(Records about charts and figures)
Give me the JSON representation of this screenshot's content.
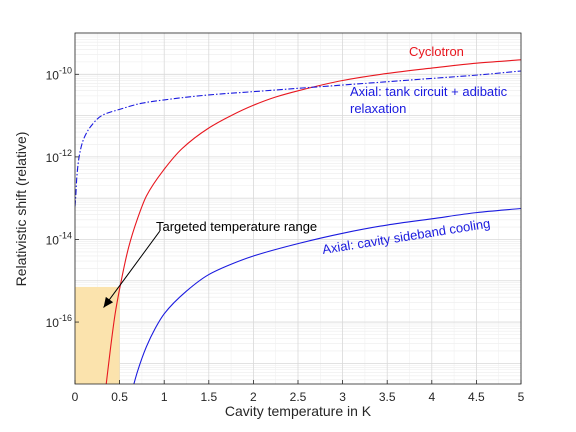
{
  "chart_data": {
    "type": "line",
    "title": "",
    "xlabel": "Cavity temperature in K",
    "ylabel": "Relativistic shift (relative)",
    "xlim": [
      0,
      5
    ],
    "ylim_log10": [
      -17.5,
      -9
    ],
    "y_scale": "log",
    "grid": true,
    "minor_grid": true,
    "x_ticks": [
      {
        "value": 0,
        "label": "0"
      },
      {
        "value": 0.5,
        "label": "0.5"
      },
      {
        "value": 1,
        "label": "1"
      },
      {
        "value": 1.5,
        "label": "1.5"
      },
      {
        "value": 2,
        "label": "2"
      },
      {
        "value": 2.5,
        "label": "2.5"
      },
      {
        "value": 3,
        "label": "3"
      },
      {
        "value": 3.5,
        "label": "3.5"
      },
      {
        "value": 4,
        "label": "4"
      },
      {
        "value": 4.5,
        "label": "4.5"
      },
      {
        "value": 5,
        "label": "5"
      }
    ],
    "y_ticks": [
      {
        "exp": -16,
        "base": "10",
        "sup": "-16"
      },
      {
        "exp": -14,
        "base": "10",
        "sup": "-14"
      },
      {
        "exp": -12,
        "base": "10",
        "sup": "-12"
      },
      {
        "exp": -10,
        "base": "10",
        "sup": "-10"
      }
    ],
    "series": [
      {
        "name": "Cyclotron",
        "color": "#e8171f",
        "style": "solid",
        "x": [
          0.35,
          0.4,
          0.45,
          0.5,
          0.6,
          0.7,
          0.8,
          1.0,
          1.2,
          1.5,
          1.75,
          2.0,
          2.25,
          2.5,
          3.0,
          3.5,
          4.0,
          4.5,
          5.0
        ],
        "log10_y": [
          -17.5,
          -16.6,
          -15.8,
          -15.2,
          -14.2,
          -13.5,
          -12.95,
          -12.3,
          -11.8,
          -11.3,
          -11.0,
          -10.75,
          -10.55,
          -10.4,
          -10.15,
          -9.98,
          -9.85,
          -9.73,
          -9.65
        ]
      },
      {
        "name": "Axial: tank circuit + adibatic relaxation",
        "color": "#1a1adf",
        "style": "dashdot",
        "x": [
          0.0,
          0.01,
          0.02,
          0.05,
          0.1,
          0.2,
          0.3,
          0.5,
          0.75,
          1.0,
          1.5,
          2.0,
          2.5,
          3.0,
          3.5,
          4.0,
          4.5,
          5.0
        ],
        "log10_y": [
          -13.2,
          -12.9,
          -12.5,
          -11.95,
          -11.55,
          -11.2,
          -11.0,
          -10.85,
          -10.7,
          -10.62,
          -10.5,
          -10.42,
          -10.34,
          -10.26,
          -10.18,
          -10.1,
          -10.02,
          -9.92
        ]
      },
      {
        "name": "Axial: cavity sideband cooling",
        "color": "#1a1adf",
        "style": "solid",
        "x": [
          0.66,
          0.7,
          0.8,
          0.9,
          1.0,
          1.25,
          1.5,
          1.75,
          2.0,
          2.5,
          3.0,
          3.5,
          4.0,
          4.5,
          5.0
        ],
        "log10_y": [
          -17.5,
          -17.2,
          -16.6,
          -16.15,
          -15.8,
          -15.25,
          -14.85,
          -14.6,
          -14.4,
          -14.1,
          -13.85,
          -13.65,
          -13.5,
          -13.35,
          -13.25
        ]
      }
    ],
    "annotations": [
      {
        "text": "Targeted temperature range",
        "type": "arrow",
        "from": [
          0.95,
          -13.8
        ],
        "to": [
          0.32,
          -15.65
        ]
      }
    ],
    "shaded_region": {
      "x": [
        0,
        0.5
      ],
      "log10_y": [
        -17.5,
        -15.15
      ],
      "color": "#fbe3ad"
    }
  }
}
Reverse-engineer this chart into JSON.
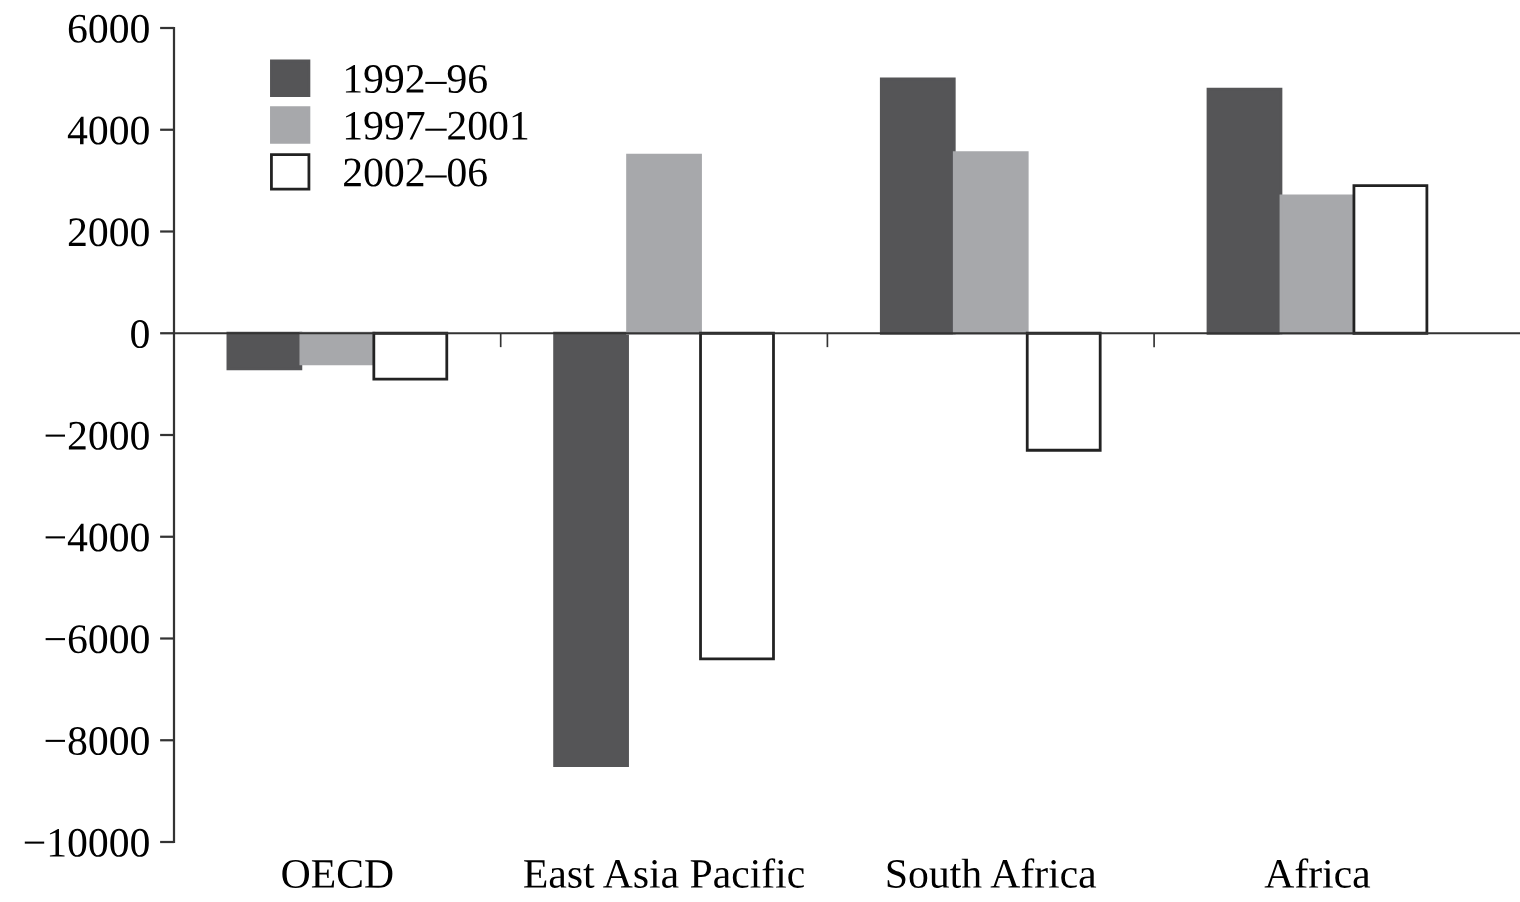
{
  "chart_data": {
    "type": "bar",
    "categories": [
      "OECD",
      "East Asia Pacific",
      "South Africa",
      "Africa"
    ],
    "series": [
      {
        "name": "1992–96",
        "color": "#555557",
        "values": [
          -700,
          -8500,
          5000,
          4800
        ]
      },
      {
        "name": "1997–2001",
        "color": "#a7a8ab",
        "values": [
          -600,
          3500,
          3550,
          2700
        ]
      },
      {
        "name": "2002–06",
        "color": "#ffffff",
        "values": [
          -900,
          -6400,
          -2300,
          2900
        ]
      }
    ],
    "ylim": [
      -10000,
      6000
    ],
    "yticks": [
      -10000,
      -8000,
      -6000,
      -4000,
      -2000,
      0,
      2000,
      4000,
      6000
    ],
    "legend": "top left"
  }
}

[EXERCISE DETAILS]
Scan the material above. Copy each line that holds the word "temperature".

[OUTPUT OF THE EXERCISE]
    "xlabel": "Cavity temperature in K",
        "text": "Targeted temperature range",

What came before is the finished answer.